SOMOS LO QUE COMEMOS

Hay algo en lo que todos, absolutamente todos, coincidimos y en esta afirmación no hay riesgo de error. Todos deseamos salud y todos deseamos vida.

Para conseguirlo, aunque aquí ya no todos, cambiamos a modos de vida, que hoy, con nueva cultura, hemos aprendido que son los saludables. Sustituimos prolongados tiempos de descanso por actividad y movimiento. Adoptamos dietas que conllevan privaciones. Sabemos que el sedentarismo mata y que la comida con exceso o inadecuada provoca enfermedades que devienen crónicas.

Nuestra salud y energía tienen mucho que ver y son en gran parte consecuencia del alimento que ingerimos o dejamos de ingerir.

El comer y el qué, el cómo y cuánto comemos, es esencial para la vida.

Jesús lo sabe y escoge los elementos más básicos y asequibles para la subsistencia y con ello nos dice que se queda, que estará con nosotros siempre y que con nosotros quiere compartir lo más vital, constante y continuado, porque el comer, buscar qué llevarse a la boca cada día, ha movilizado y moviliza a todo ser viviente.

Jesús nos dice: “Mi cuerpo es verdadera comida y mi sangre verdadera bebida”  y al decirlo lo hace con su mentalidad de judío, según la cual al hablar de «cuerpo» entiende la persona al completo y al decir «sangre» está diciendo «vida». Jesús se nos da por entero, se nos da él mismo sin esa dicotomía griega que después heredamos.

Teniendo esto presente cobran mayor sentido y fuerza las palabras que el evangelista Juan pone en boca de Jesús:

«Yo soy el pan vivo que ha bajado del cielo el que coma de este pan vivirá para siempre. El pan que yo le daré es mi carne para la vida del mundo».

Su cuerpo, es decir, Él mismo, es verdadera comida, su sangre, es decir, su vida, es verdadera bebida y es que Jesús sacia toda nuestra hambre y toda nuestra sed.

Comer y beber su cuerpo y su sangre es asimilar al propio Jesús y es compartir su vida. «El que come mi carne y bebe mi sangre habita en mí y Yo en él». Somos lo que comemos. Somos, debemos ser Jesús. Sus sentimientos han de ser los nuestros. Nuestros pensamientos no han de ir por vericuetos extraños sino que se han de adecuar a los de Jesús. Nuestro hacer, nuestro mirar, han de ser las manos y los ojos de Jesús. Nos lo dice Él: «El que me come vivirá por Mí».

Al igual que hoy, este discurso de Jesús provocaba reacciones adversas o cuanto menos incrédulas: «¿Cómo puede éste darnos a comer su carne?»

Hoy decimos: ¿Cómo puedo ser Jesús en un ambiente tan hostil y competitivo? Jesús nos dice que Él es manso y humilde de corazón. ¿A dónde voy con mansedumbre y humildad? ¡Se me comerán!! Justamente es lo que hizo Jesús y quiere que hagamos en su memoria: Partirse, repartirse, dejarse comer y ser la vida de muchos. Es la adoración que se nos pide. Esta semana hemos leído en el Oficio: «Lo mismo que un cuerpo sin espíritu es un cadáver, así la fe sin obras es un cadáver (Santiago 2,16).

¡Ojalá  seamos capaces de quemar horas delante del Sagrario siempre que de ellas saquemos el vigor y la energía para ese partirse y repartirse. Comer y dejarse comer. Contemplar y dar lo contemplado!

Entradas del conjunto de datos:
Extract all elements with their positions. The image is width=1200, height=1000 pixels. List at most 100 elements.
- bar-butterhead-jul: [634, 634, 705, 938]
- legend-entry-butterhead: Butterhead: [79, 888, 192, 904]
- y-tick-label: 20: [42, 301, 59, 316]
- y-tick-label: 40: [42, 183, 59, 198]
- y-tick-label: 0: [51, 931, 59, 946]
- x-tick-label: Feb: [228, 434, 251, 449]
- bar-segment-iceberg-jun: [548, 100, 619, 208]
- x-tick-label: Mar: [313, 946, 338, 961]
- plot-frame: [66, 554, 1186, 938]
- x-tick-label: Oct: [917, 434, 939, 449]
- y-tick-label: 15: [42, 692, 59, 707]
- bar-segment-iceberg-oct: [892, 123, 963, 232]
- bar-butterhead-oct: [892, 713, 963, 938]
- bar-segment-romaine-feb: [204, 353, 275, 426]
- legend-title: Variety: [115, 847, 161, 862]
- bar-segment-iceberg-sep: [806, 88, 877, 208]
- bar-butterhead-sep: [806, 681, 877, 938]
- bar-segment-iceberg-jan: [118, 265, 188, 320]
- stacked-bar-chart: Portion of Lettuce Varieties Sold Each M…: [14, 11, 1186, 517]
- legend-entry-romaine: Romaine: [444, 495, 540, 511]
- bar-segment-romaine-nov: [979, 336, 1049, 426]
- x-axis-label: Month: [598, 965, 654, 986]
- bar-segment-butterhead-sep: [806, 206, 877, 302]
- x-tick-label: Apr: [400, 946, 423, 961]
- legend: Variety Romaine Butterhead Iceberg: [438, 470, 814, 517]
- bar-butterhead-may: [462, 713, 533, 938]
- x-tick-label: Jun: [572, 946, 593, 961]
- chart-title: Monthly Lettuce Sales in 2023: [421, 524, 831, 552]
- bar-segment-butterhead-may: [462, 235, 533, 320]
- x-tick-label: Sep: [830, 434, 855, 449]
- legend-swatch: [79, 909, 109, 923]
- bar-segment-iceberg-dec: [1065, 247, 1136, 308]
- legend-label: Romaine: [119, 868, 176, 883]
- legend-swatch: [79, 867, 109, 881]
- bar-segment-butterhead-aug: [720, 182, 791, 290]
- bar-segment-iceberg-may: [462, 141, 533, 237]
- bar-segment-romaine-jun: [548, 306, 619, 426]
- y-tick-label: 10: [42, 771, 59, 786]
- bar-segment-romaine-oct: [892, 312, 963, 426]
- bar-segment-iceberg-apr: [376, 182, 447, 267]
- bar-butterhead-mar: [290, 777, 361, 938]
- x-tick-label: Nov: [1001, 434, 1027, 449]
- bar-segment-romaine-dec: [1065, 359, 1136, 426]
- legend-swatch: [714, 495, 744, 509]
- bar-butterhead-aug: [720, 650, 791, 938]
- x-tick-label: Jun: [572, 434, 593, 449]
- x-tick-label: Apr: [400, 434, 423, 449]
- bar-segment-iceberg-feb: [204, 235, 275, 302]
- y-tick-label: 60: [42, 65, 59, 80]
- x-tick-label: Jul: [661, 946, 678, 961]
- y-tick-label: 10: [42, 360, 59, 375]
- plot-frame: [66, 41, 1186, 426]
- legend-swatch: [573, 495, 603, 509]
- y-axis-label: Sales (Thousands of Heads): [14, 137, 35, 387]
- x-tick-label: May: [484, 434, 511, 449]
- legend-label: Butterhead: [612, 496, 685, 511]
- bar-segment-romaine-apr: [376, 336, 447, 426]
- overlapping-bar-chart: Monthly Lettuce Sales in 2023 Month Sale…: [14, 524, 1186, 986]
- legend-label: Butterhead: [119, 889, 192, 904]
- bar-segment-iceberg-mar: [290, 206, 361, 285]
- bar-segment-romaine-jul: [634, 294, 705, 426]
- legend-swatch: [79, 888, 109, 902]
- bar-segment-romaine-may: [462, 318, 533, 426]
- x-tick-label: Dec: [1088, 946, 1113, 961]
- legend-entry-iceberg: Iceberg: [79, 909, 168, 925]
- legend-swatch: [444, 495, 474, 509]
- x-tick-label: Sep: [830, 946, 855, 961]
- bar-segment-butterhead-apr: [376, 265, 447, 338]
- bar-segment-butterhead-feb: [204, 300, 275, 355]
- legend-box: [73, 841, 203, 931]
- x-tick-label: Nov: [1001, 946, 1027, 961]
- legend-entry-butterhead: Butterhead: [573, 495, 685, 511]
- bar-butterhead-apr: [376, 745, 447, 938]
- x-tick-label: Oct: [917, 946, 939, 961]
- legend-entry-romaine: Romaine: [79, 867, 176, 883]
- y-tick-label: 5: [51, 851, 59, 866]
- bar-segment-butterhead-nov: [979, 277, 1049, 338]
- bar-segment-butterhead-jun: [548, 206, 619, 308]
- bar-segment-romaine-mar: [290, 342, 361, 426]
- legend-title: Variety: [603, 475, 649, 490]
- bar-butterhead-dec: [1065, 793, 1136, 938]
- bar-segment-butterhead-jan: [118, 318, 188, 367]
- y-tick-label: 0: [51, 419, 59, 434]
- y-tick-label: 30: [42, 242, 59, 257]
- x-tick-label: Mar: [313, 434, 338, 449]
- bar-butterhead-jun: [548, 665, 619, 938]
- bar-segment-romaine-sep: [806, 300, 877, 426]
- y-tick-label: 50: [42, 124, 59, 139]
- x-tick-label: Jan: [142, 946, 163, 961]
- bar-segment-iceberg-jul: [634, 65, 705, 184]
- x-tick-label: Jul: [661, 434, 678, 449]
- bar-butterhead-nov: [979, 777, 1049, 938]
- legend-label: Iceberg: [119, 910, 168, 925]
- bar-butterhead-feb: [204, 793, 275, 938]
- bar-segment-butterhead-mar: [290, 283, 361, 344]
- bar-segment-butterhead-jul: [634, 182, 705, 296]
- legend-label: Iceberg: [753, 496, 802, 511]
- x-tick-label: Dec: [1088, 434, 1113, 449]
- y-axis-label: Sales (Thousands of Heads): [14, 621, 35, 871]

[Tarea de trabajo 1]
Enumera todas las oraciones interrogativas que aparecen en el texto «Somos lo que comemos».
[Tarea de trabajo 2]
Reproduce con exactitud el fragmento del texto «Somos lo que comemos» que empieza en las palabras «Hoy decimos: ¿Cómo» y termina después de «cadáver (Santiago 2,16).».
El material no tiene ningún papel en esto.

[Respuesta del ejercicio 1]
«¿Cómo puede éste darnos a comer su carne?»
¿Cómo puedo ser Jesús en un ambiente tan hostil y competitivo?
¿A dónde voy con mansedumbre y humildad?

[Respuesta del ejercicio 2]
Hoy decimos: ¿Cómo puedo ser Jesús en un ambiente tan hostil y competitivo? Jesús nos dice que Él es manso y humilde de corazón. ¿A dónde voy con mansedumbre y humildad? ¡Se me comerán!! Justamente es lo que hizo Jesús y quiere que hagamos en su memoria: Partirse, repartirse, dejarse comer y ser la vida de muchos. Es la adoración que se nos pide. Esta semana hemos leído en el Oficio: «Lo mismo que un cuerpo sin espíritu es un cadáver, así la fe sin obras es un cadáver (Santiago 2,16).